Written instruction a
Put this sentence from the Mercury article into Spanish: "Mercury is the closest planet to the Sun with daytime temperatures reaching 840 degrees."

Why is Mercury “Elusive”?

It’s too bad many star-gazers have been led to believe that Mercury is “next to impossible” to spot, because this truly isn’t the case. The elusiveness of this planet may have been started by well-known science writers like the late Dr. Isaac Asimov whom stated in his book “The Solar System and Back” (Doubleday, 1970);

“…Mercury is hardly ever visible when it is truly dark. Mercury … will be seen only near the horizon in dawn or twilight, amid haze and Sun glare. I suspect, in fact, that many people today (when the horizon is dirtier and the sky much hazier with the glare of artificial light than it was in centuries past) have never seen Mercury.”

However, despite Asimov and others Mercury will be making itself known all this month in the same general direction as the Sun.


“Mercury-real color” by Images processed by Ricardo Nunes; source images are in the public domain (NASA). – Licensed under Copyrighted free use via Wikimedia Commons

Best Times to View Mercury

Luckily for us star-gazers, Mercury will be easy to see from now until Halloween (October 31st) just look to the left of the other three planets – during the morning twilight, above the Eastern horizon, from about 30 to 45 minutes before sunrise you will spot a bright yellowish-orange dot – that’s Mercury.

However, like Venus, Mercury also appears to go through phases and was much dimmer earlier this month. But now since its surface is being illuminated by the Sun it will continue to gain luminosity until the end of October. By month-end, Mercury will reach its brightest magnitude (-1.0) and will outshine every star in the night sky except the brightest of them all, Sirius. On October 30th get ready to view Mercury in its full glory as it will appear side-by-side with Virgo’s bluish first magnitude star, Spica – you will need binoculars to view Spica as it will only be about one-sixth that of Mercury.

Quick Mercury Facts

Check out these quick facts about Mercury that you may not have known or you still find mind-blowing if you did.

  • Mercury is the closest planet to the Sun with daytime temperatures reaching 840 degrees.
  • Mercury is the smallest planet in the solar system (now that Pluto has been demoted to a dwarf planet). It measures in at about 3,030 miles (4,876 kilometers) in diameter – approximately the size of the continental United States – and only slightly bigger than Earth’s moon.
  • About four billion years-ago, scientists believe a 60 mile-wide (100 kilometer) asteroid slammed into Mercury, leaving a giant 960 mile (1,545 kilometer) crater behind. This Texas-sized “dent” has been named the Caloris Basin.

Records for the task
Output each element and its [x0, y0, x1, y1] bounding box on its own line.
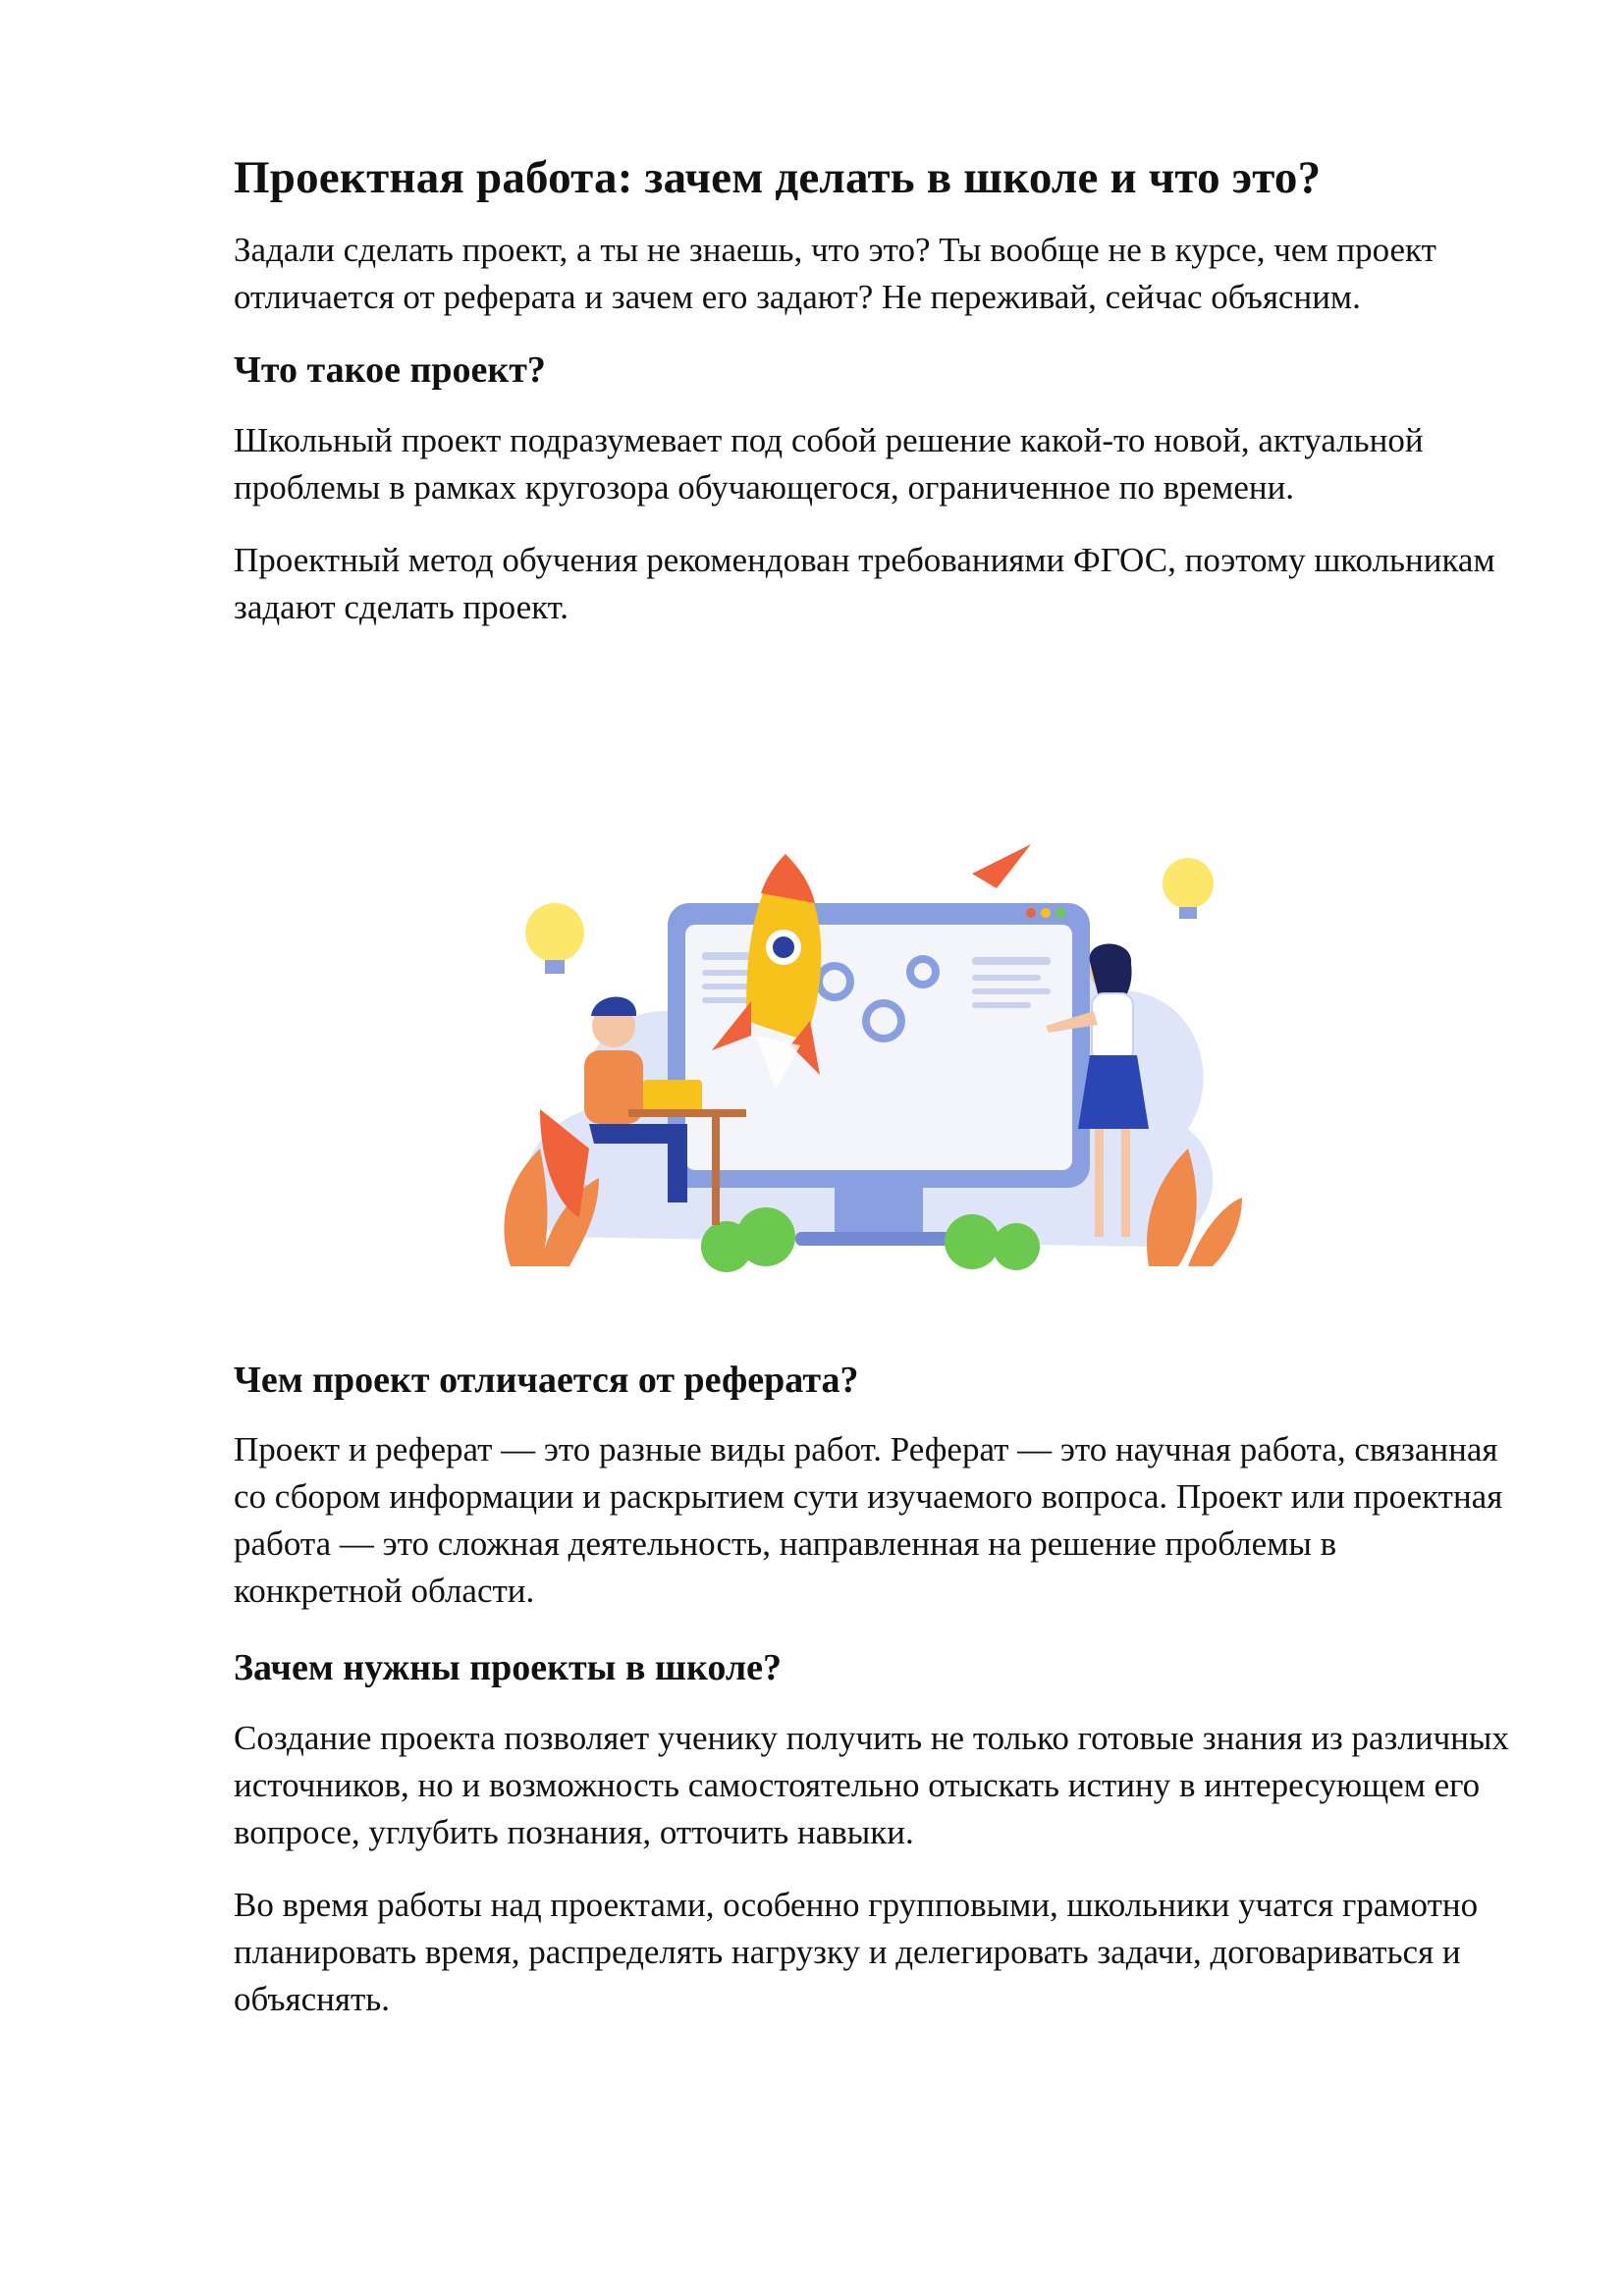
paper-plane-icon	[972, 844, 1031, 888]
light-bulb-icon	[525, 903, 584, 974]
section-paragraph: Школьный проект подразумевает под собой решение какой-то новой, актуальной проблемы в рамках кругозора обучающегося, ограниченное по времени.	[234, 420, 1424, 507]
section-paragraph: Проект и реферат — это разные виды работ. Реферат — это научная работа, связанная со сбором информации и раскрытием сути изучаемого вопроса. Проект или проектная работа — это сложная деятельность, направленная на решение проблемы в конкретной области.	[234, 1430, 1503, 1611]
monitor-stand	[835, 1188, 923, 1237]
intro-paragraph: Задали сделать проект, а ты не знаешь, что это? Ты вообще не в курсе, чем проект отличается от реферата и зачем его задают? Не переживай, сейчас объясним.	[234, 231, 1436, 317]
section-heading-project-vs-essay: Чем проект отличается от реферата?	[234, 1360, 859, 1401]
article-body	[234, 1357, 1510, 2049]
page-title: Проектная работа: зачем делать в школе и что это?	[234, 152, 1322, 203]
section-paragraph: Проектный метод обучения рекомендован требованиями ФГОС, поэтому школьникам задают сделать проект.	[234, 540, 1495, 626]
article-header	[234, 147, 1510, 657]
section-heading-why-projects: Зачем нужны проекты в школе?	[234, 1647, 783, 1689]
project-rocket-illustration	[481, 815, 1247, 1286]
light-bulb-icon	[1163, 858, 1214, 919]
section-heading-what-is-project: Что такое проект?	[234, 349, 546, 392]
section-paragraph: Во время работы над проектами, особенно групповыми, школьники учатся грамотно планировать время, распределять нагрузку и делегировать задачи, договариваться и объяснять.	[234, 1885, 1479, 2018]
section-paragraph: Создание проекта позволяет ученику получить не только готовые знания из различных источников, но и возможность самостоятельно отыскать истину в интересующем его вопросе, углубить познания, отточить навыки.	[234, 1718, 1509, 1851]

Written instruction b
Echo the lines of the entries from the line with "844, 1031, 888]" up to and including the line with "section-heading-what-is-project: Что такое".

Task result a
Mercurio es el planeta más cercano al Sol, con temperaturas diurnas que alcanzan los 840 grados.

Task result b
paper-plane-icon	[972, 844, 1031, 888]
light-bulb-icon	[525, 903, 584, 974]
section-paragraph: Школьный проект подразумевает под собой решение какой-то новой, актуальной проблемы в рамках кругозора обучающегося, ограниченное по времени.	[234, 420, 1424, 507]
section-paragraph: Проект и реферат — это разные виды работ. Реферат — это научная работа, связанная со сбором информации и раскрытием сути изучаемого вопроса. Проект или проектная работа — это сложная деятельность, направленная на решение проблемы в конкретной области.	[234, 1430, 1503, 1611]
monitor-stand	[835, 1188, 923, 1237]
intro-paragraph: Задали сделать проект, а ты не знаешь, что это? Ты вообще не в курсе, чем проект отличается от реферата и зачем его задают? Не переживай, сейчас объясним.	[234, 231, 1436, 317]
section-heading-project-vs-essay: Чем проект отличается от реферата?	[234, 1360, 859, 1401]
article-body	[234, 1357, 1510, 2049]
page-title: Проектная работа: зачем делать в школе и что это?	[234, 152, 1322, 203]
section-paragraph: Проектный метод обучения рекомендован требованиями ФГОС, поэтому школьникам задают сделать проект.	[234, 540, 1495, 626]
article-header	[234, 147, 1510, 657]
section-heading-why-projects: Зачем нужны проекты в школе?	[234, 1647, 783, 1689]
project-rocket-illustration	[481, 815, 1247, 1286]
light-bulb-icon	[1163, 858, 1214, 919]
section-heading-what-is-project: Что такое проект?	[234, 349, 546, 392]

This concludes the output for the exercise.